►
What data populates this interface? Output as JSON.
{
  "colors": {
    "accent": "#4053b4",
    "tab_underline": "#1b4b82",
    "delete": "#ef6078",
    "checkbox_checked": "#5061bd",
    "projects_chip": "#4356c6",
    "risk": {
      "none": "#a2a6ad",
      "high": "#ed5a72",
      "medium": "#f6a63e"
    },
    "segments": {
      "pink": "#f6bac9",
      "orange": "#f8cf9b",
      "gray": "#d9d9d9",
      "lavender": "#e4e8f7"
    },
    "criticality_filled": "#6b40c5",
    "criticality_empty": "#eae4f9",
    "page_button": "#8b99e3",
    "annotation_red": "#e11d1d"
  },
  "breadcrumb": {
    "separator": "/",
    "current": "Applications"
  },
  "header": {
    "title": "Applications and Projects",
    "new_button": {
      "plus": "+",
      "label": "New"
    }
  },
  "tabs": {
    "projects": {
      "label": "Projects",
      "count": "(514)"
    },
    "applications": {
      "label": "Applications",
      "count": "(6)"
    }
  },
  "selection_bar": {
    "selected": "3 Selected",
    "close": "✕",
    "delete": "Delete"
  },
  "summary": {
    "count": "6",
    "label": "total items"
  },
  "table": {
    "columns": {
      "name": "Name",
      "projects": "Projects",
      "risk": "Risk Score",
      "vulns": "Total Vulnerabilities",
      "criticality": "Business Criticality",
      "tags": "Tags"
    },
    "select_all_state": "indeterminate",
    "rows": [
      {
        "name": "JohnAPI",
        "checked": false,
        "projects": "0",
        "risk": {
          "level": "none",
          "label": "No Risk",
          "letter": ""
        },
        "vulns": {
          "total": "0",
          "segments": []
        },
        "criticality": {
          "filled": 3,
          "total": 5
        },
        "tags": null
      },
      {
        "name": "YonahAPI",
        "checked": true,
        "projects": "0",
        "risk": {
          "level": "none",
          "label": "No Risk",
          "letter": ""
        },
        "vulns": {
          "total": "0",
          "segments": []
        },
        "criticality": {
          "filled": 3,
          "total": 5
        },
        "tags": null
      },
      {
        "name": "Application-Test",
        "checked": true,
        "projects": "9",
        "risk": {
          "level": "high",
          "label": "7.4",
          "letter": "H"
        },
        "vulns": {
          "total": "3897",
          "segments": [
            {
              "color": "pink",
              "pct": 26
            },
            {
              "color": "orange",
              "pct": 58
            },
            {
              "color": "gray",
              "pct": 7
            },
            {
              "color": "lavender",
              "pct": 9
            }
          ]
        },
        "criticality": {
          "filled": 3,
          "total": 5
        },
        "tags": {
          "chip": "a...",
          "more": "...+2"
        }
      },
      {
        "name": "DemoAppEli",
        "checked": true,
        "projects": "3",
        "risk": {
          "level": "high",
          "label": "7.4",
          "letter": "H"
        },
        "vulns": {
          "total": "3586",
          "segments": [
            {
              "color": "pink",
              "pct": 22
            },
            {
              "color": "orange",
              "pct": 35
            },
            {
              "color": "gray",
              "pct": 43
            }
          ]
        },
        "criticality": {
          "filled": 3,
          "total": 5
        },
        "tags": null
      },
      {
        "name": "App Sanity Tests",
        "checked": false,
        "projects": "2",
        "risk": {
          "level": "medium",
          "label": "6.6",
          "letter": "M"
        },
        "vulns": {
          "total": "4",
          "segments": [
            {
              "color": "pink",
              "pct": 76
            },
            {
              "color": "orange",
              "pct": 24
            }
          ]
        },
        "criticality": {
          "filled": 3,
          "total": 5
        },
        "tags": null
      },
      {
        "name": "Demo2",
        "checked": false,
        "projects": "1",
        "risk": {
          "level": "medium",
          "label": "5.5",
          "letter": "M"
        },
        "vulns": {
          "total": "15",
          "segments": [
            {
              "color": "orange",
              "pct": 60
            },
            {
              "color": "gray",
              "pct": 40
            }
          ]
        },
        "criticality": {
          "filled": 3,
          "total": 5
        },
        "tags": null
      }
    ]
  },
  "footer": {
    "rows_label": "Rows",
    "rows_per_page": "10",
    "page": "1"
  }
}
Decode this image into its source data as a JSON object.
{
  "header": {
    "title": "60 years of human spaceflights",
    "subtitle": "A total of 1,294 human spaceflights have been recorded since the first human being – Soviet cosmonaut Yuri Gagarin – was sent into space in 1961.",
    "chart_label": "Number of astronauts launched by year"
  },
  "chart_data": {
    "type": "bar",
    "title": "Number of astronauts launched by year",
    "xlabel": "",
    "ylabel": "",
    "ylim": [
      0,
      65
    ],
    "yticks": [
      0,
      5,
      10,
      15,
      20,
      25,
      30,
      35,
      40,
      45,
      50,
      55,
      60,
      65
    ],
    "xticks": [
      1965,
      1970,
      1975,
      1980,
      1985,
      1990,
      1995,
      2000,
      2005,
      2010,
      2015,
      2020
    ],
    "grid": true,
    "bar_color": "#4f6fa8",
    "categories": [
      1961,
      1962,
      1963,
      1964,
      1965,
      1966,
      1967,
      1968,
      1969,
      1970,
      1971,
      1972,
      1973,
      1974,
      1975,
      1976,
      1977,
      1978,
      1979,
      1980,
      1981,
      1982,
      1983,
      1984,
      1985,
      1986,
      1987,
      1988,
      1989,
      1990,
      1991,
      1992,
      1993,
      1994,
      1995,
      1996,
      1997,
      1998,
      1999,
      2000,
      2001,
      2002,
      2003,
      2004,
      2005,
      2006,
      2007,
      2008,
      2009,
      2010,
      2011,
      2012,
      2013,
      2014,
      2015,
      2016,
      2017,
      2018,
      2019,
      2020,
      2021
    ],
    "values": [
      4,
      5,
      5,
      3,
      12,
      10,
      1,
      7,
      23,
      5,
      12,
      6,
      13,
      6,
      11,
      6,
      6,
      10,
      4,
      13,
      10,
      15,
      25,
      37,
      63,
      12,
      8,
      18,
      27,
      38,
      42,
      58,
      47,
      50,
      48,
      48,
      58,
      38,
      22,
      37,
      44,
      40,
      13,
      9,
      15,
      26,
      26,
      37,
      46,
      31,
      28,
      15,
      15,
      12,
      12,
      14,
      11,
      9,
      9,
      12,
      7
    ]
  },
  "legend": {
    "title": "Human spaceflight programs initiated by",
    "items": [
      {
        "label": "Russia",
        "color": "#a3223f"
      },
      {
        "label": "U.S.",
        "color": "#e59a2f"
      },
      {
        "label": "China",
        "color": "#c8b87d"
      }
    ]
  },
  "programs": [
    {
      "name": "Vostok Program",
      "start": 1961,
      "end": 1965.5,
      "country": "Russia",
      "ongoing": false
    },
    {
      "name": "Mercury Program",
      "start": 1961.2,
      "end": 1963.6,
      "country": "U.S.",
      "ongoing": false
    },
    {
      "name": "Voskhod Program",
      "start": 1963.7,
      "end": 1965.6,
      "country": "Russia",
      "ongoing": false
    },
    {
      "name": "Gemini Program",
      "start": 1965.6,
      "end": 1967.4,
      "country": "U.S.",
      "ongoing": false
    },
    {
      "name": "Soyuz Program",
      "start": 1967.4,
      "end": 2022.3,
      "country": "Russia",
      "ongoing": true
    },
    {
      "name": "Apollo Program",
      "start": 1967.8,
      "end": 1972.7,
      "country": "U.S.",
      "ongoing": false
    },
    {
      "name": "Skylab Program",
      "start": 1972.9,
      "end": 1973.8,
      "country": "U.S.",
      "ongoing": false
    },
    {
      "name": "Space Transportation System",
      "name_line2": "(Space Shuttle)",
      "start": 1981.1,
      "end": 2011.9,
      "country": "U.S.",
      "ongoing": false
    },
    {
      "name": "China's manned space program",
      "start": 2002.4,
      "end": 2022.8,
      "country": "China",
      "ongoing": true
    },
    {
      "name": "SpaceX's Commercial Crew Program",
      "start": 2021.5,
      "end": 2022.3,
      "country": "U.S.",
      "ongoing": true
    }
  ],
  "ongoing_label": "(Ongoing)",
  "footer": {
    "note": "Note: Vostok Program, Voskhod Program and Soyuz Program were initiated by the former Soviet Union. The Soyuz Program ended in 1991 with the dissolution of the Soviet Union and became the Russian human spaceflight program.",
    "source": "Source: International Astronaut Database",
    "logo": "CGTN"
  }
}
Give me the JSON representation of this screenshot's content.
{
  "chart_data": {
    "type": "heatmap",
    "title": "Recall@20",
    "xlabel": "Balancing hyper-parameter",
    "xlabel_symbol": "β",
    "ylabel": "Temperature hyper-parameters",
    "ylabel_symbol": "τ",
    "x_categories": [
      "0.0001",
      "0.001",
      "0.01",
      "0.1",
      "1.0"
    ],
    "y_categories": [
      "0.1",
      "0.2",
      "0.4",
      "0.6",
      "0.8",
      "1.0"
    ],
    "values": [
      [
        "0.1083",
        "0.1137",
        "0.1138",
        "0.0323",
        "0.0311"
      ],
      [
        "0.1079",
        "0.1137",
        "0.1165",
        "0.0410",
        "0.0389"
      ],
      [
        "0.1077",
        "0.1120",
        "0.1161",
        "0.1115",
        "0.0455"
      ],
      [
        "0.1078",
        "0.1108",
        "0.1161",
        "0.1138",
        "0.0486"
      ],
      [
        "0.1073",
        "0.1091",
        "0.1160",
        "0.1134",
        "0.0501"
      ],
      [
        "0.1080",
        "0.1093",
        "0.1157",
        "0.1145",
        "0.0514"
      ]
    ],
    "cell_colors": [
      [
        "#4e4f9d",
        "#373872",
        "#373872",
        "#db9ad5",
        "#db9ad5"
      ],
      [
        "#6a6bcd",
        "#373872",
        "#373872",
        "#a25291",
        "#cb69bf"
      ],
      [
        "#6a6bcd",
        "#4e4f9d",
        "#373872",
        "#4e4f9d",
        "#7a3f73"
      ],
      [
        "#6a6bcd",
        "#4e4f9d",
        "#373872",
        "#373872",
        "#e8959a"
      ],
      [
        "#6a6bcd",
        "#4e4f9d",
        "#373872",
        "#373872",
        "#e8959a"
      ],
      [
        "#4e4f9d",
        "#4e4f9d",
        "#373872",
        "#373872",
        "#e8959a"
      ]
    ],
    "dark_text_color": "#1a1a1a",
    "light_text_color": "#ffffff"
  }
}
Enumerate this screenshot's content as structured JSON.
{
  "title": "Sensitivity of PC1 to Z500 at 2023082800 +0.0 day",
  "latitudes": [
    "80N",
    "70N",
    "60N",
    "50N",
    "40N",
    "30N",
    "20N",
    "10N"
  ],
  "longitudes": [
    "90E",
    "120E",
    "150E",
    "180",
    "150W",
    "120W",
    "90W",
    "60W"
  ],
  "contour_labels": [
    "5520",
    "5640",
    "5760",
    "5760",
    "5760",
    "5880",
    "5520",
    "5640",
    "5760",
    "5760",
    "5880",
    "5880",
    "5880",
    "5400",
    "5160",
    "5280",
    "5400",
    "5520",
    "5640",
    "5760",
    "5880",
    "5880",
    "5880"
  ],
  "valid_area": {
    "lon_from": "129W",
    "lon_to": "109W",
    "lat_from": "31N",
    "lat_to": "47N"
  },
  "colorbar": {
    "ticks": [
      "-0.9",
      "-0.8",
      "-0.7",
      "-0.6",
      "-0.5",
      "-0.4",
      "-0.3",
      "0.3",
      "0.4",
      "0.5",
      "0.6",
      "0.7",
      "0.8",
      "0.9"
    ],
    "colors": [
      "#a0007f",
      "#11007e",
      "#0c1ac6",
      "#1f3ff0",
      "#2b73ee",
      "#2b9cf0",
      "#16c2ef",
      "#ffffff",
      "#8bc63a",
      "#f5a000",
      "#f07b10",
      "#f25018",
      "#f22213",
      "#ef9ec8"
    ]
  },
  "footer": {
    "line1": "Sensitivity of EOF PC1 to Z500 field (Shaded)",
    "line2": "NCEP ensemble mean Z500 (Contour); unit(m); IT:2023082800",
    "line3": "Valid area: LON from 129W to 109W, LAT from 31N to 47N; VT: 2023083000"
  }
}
◄
Would you quote, exactly and only, the lines from the one containing "Enumerate this screenshot's" to the end of the entries?

Enumerate this screenshot's content as structured JSON.
{
  "title": "Sensitivity of PC1 to Z500 at 2023082800 +0.0 day",
  "latitudes": [
    "80N",
    "70N",
    "60N",
    "50N",
    "40N",
    "30N",
    "20N",
    "10N"
  ],
  "longitudes": [
    "90E",
    "120E",
    "150E",
    "180",
    "150W",
    "120W",
    "90W",
    "60W"
  ],
  "contour_labels": [
    "5520",
    "5640",
    "5760",
    "5760",
    "5760",
    "5880",
    "5520",
    "5640",
    "5760",
    "5760",
    "5880",
    "5880",
    "5880",
    "5400",
    "5160",
    "5280",
    "5400",
    "5520",
    "5640",
    "5760",
    "5880",
    "5880",
    "5880"
  ],
  "valid_area": {
    "lon_from": "129W",
    "lon_to": "109W",
    "lat_from": "31N",
    "lat_to": "47N"
  },
  "colorbar": {
    "ticks": [
      "-0.9",
      "-0.8",
      "-0.7",
      "-0.6",
      "-0.5",
      "-0.4",
      "-0.3",
      "0.3",
      "0.4",
      "0.5",
      "0.6",
      "0.7",
      "0.8",
      "0.9"
    ],
    "colors": [
      "#a0007f",
      "#11007e",
      "#0c1ac6",
      "#1f3ff0",
      "#2b73ee",
      "#2b9cf0",
      "#16c2ef",
      "#ffffff",
      "#8bc63a",
      "#f5a000",
      "#f07b10",
      "#f25018",
      "#f22213",
      "#ef9ec8"
    ]
  },
  "footer": {
    "line1": "Sensitivity of EOF PC1 to Z500 field (Shaded)",
    "line2": "NCEP ensemble mean Z500 (Contour); unit(m); IT:2023082800",
    "line3": "Valid area: LON from 129W to 109W, LAT from 31N to 47N; VT: 2023083000"
  }
}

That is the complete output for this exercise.